▶ [Figure content listings]

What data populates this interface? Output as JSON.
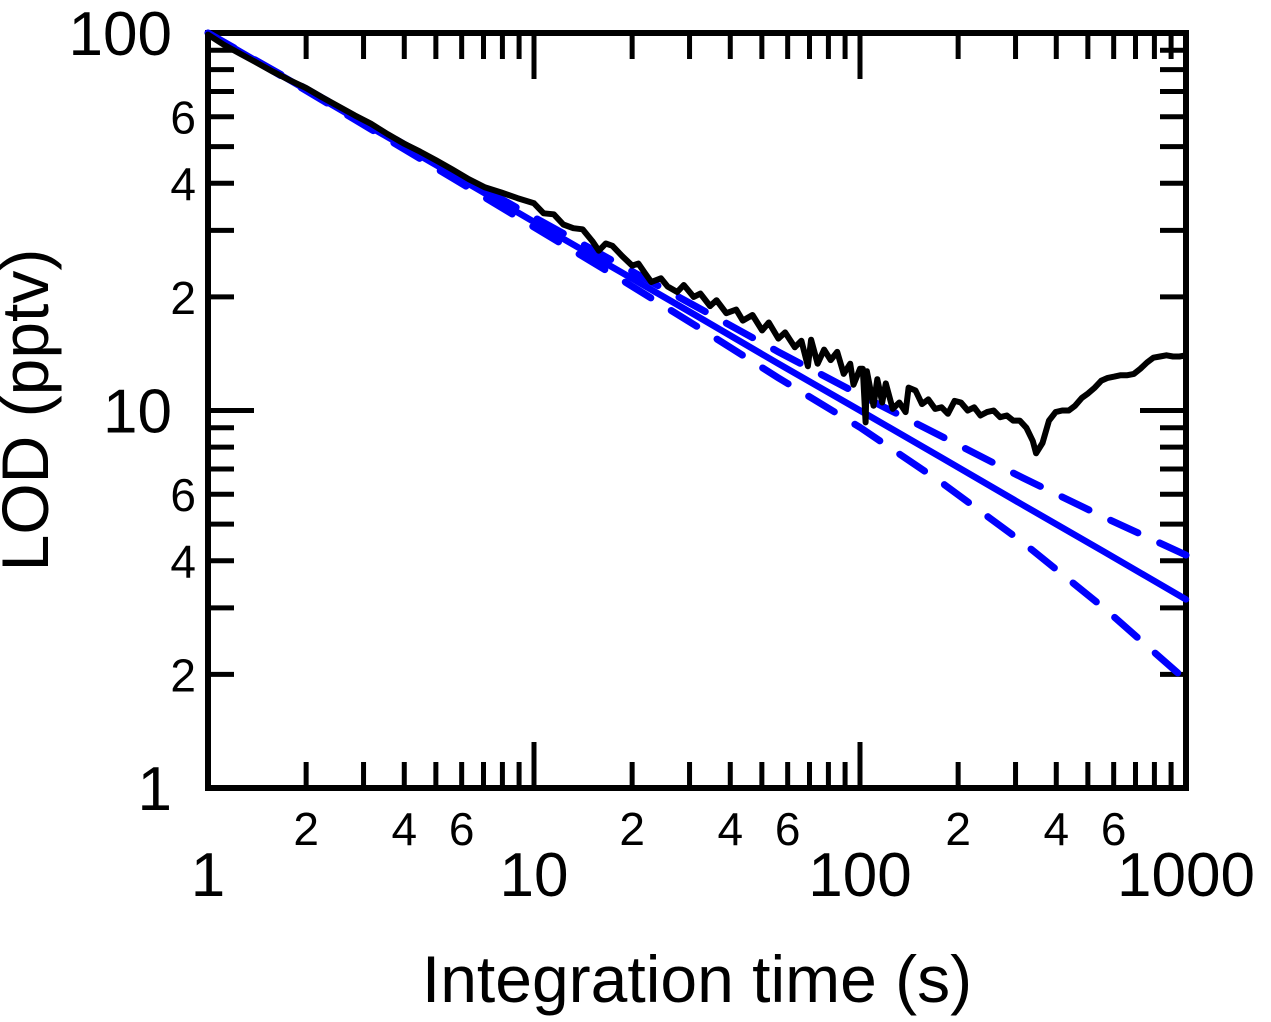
{
  "figure": {
    "background": "#ffffff",
    "xlabel": "Integration time (s)",
    "ylabel": "LOD (pptv)"
  },
  "chart_data": {
    "type": "line",
    "title": "",
    "xlabel": "Integration time (s)",
    "ylabel": "LOD (pptv)",
    "x_scale": "log",
    "y_scale": "log",
    "xlim": [
      1,
      1000
    ],
    "ylim": [
      1,
      100
    ],
    "grid": false,
    "legend": "none",
    "axes": {
      "x": {
        "major_ticks": [
          1,
          10,
          100,
          1000
        ],
        "major_labels": [
          "1",
          "10",
          "100",
          "1000"
        ],
        "minor_ticks": [
          2,
          3,
          4,
          5,
          6,
          7,
          8,
          9,
          20,
          30,
          40,
          50,
          60,
          70,
          80,
          90,
          200,
          300,
          400,
          500,
          600,
          700,
          800,
          900
        ],
        "labeled_minor_ticks": [
          2,
          4,
          6,
          20,
          40,
          60,
          200,
          400,
          600
        ],
        "labeled_minor_text": [
          "2",
          "4",
          "6",
          "2",
          "4",
          "6",
          "2",
          "4",
          "6"
        ]
      },
      "y": {
        "major_ticks": [
          1,
          10,
          100
        ],
        "major_labels": [
          "1",
          "10",
          "100"
        ],
        "minor_ticks": [
          2,
          3,
          4,
          5,
          6,
          7,
          8,
          9,
          20,
          30,
          40,
          50,
          60,
          70,
          80,
          90
        ],
        "labeled_minor_ticks": [
          2,
          4,
          6,
          20,
          40,
          60
        ],
        "labeled_minor_text": [
          "2",
          "4",
          "6",
          "2",
          "4",
          "6"
        ]
      }
    },
    "colors": {
      "measured": "#000000",
      "model": "#0000fe"
    },
    "series": [
      {
        "name": "measured-lod",
        "description": "Measured LOD vs integration time (noisy black curve, minimum ~7.7 pptv near 350 s, rises to ~14 pptv at 1000 s)",
        "color": "#000000",
        "style": "solid",
        "width": 6,
        "points": [
          [
            1.0,
            99
          ],
          [
            1.12,
            93
          ],
          [
            1.26,
            88
          ],
          [
            1.41,
            83.5
          ],
          [
            1.58,
            79
          ],
          [
            1.78,
            75
          ],
          [
            2.0,
            71.5
          ],
          [
            2.24,
            67.5
          ],
          [
            2.51,
            64
          ],
          [
            2.82,
            60.5
          ],
          [
            3.16,
            57.5
          ],
          [
            3.55,
            54
          ],
          [
            3.98,
            51
          ],
          [
            4.47,
            48.5
          ],
          [
            5.01,
            46
          ],
          [
            5.62,
            43.5
          ],
          [
            6.31,
            41
          ],
          [
            7.08,
            39
          ],
          [
            7.94,
            37.8
          ],
          [
            8.91,
            36.5
          ],
          [
            10,
            35.4
          ],
          [
            10.7,
            33.3
          ],
          [
            11.5,
            33.1
          ],
          [
            12.3,
            31.1
          ],
          [
            13.2,
            30.4
          ],
          [
            14.1,
            30.2
          ],
          [
            15.1,
            28.1
          ],
          [
            15.8,
            26.5
          ],
          [
            16.6,
            27.7
          ],
          [
            17.4,
            27.3
          ],
          [
            18.6,
            25.7
          ],
          [
            20,
            24.2
          ],
          [
            20.9,
            24.5
          ],
          [
            21.9,
            23.1
          ],
          [
            22.9,
            21.9
          ],
          [
            24.5,
            22.4
          ],
          [
            25.7,
            21.3
          ],
          [
            27.5,
            20.6
          ],
          [
            28.8,
            21.5
          ],
          [
            30.9,
            20.0
          ],
          [
            32.4,
            20.4
          ],
          [
            34.7,
            18.9
          ],
          [
            36.3,
            19.6
          ],
          [
            38.9,
            18.1
          ],
          [
            41.7,
            18.5
          ],
          [
            43.7,
            17.3
          ],
          [
            46.8,
            17.9
          ],
          [
            50.1,
            16.3
          ],
          [
            52.5,
            17.1
          ],
          [
            56.2,
            15.5
          ],
          [
            58.9,
            16.1
          ],
          [
            63.1,
            14.7
          ],
          [
            66.1,
            15.3
          ],
          [
            69.2,
            13.1
          ],
          [
            70.8,
            15.4
          ],
          [
            74.1,
            13.3
          ],
          [
            77.6,
            14.5
          ],
          [
            81.3,
            13.6
          ],
          [
            85.1,
            14.3
          ],
          [
            89.1,
            12.5
          ],
          [
            93.3,
            13.3
          ],
          [
            95.5,
            11.7
          ],
          [
            100,
            12.9
          ],
          [
            102,
            12.9
          ],
          [
            104,
            9.3
          ],
          [
            105,
            12.7
          ],
          [
            110,
            10.3
          ],
          [
            113,
            12.1
          ],
          [
            117,
            10.5
          ],
          [
            120,
            11.8
          ],
          [
            126,
            10.1
          ],
          [
            132,
            10.5
          ],
          [
            138,
            9.9
          ],
          [
            141,
            11.5
          ],
          [
            148,
            11.3
          ],
          [
            155,
            10.4
          ],
          [
            162,
            10.7
          ],
          [
            170,
            10.1
          ],
          [
            178,
            10.2
          ],
          [
            186,
            9.8
          ],
          [
            195,
            10.6
          ],
          [
            204,
            10.5
          ],
          [
            214,
            10.0
          ],
          [
            224,
            10.2
          ],
          [
            234,
            9.7
          ],
          [
            245,
            9.9
          ],
          [
            257,
            10.0
          ],
          [
            269,
            9.6
          ],
          [
            282,
            9.7
          ],
          [
            295,
            9.4
          ],
          [
            309,
            9.4
          ],
          [
            324,
            9.0
          ],
          [
            339,
            8.3
          ],
          [
            347,
            7.7
          ],
          [
            363,
            8.2
          ],
          [
            380,
            9.4
          ],
          [
            398,
            9.9
          ],
          [
            417,
            10.0
          ],
          [
            437,
            10.0
          ],
          [
            457,
            10.3
          ],
          [
            479,
            10.8
          ],
          [
            501,
            11.1
          ],
          [
            525,
            11.5
          ],
          [
            550,
            12.0
          ],
          [
            575,
            12.2
          ],
          [
            603,
            12.3
          ],
          [
            631,
            12.4
          ],
          [
            661,
            12.4
          ],
          [
            692,
            12.5
          ],
          [
            724,
            12.9
          ],
          [
            759,
            13.4
          ],
          [
            794,
            13.8
          ],
          [
            832,
            13.9
          ],
          [
            871,
            14.0
          ],
          [
            912,
            13.9
          ],
          [
            955,
            13.9
          ],
          [
            1000,
            14.0
          ]
        ]
      },
      {
        "name": "sqrt-t-model",
        "description": "White-noise extrapolation LOD = 100/sqrt(t) (solid blue line)",
        "color": "#0000fe",
        "style": "solid",
        "width": 6.5,
        "points": [
          [
            1,
            100
          ],
          [
            1.78,
            75.0
          ],
          [
            3.16,
            56.2
          ],
          [
            5.62,
            42.2
          ],
          [
            10,
            31.6
          ],
          [
            17.8,
            23.7
          ],
          [
            31.6,
            17.8
          ],
          [
            56.2,
            13.3
          ],
          [
            100,
            10.0
          ],
          [
            178,
            7.5
          ],
          [
            316,
            5.62
          ],
          [
            562,
            4.22
          ],
          [
            1000,
            3.16
          ]
        ]
      },
      {
        "name": "model-upper-bound",
        "description": "Upper dashed blue bound, diverges from solid fit to ~4.1 pptv at 1000 s",
        "color": "#0000fe",
        "style": "dashed",
        "width": 7,
        "points": [
          [
            1,
            100
          ],
          [
            1.78,
            75.3
          ],
          [
            3.16,
            56.9
          ],
          [
            5.62,
            43.0
          ],
          [
            10,
            32.5
          ],
          [
            17.8,
            24.7
          ],
          [
            31.6,
            18.8
          ],
          [
            56.2,
            14.3
          ],
          [
            100,
            11.0
          ],
          [
            178,
            8.54
          ],
          [
            316,
            6.63
          ],
          [
            562,
            5.21
          ],
          [
            1000,
            4.14
          ]
        ]
      },
      {
        "name": "model-lower-bound",
        "description": "Lower dashed blue bound, diverges from solid fit to ~1.9 pptv at 1000 s",
        "color": "#0000fe",
        "style": "dashed",
        "width": 7,
        "points": [
          [
            1,
            100
          ],
          [
            1.78,
            74.7
          ],
          [
            3.16,
            55.6
          ],
          [
            5.62,
            41.3
          ],
          [
            10,
            30.6
          ],
          [
            17.8,
            22.7
          ],
          [
            31.6,
            16.7
          ],
          [
            56.2,
            12.2
          ],
          [
            100,
            9.02
          ],
          [
            178,
            6.44
          ],
          [
            316,
            4.47
          ],
          [
            562,
            2.99
          ],
          [
            1000,
            1.93
          ]
        ]
      }
    ]
  }
}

▶ [Your instructions]
Which lines contain "bound"? Copy each of them.

▶ [Response to this exercise]
        "name": "model-upper-bound",
        "description": "Upper dashed blue bound, diverges from solid fit to ~4.1 pptv at 1000 s",
        "name": "model-lower-bound",
        "description": "Lower dashed blue bound, diverges from solid fit to ~1.9 pptv at 1000 s",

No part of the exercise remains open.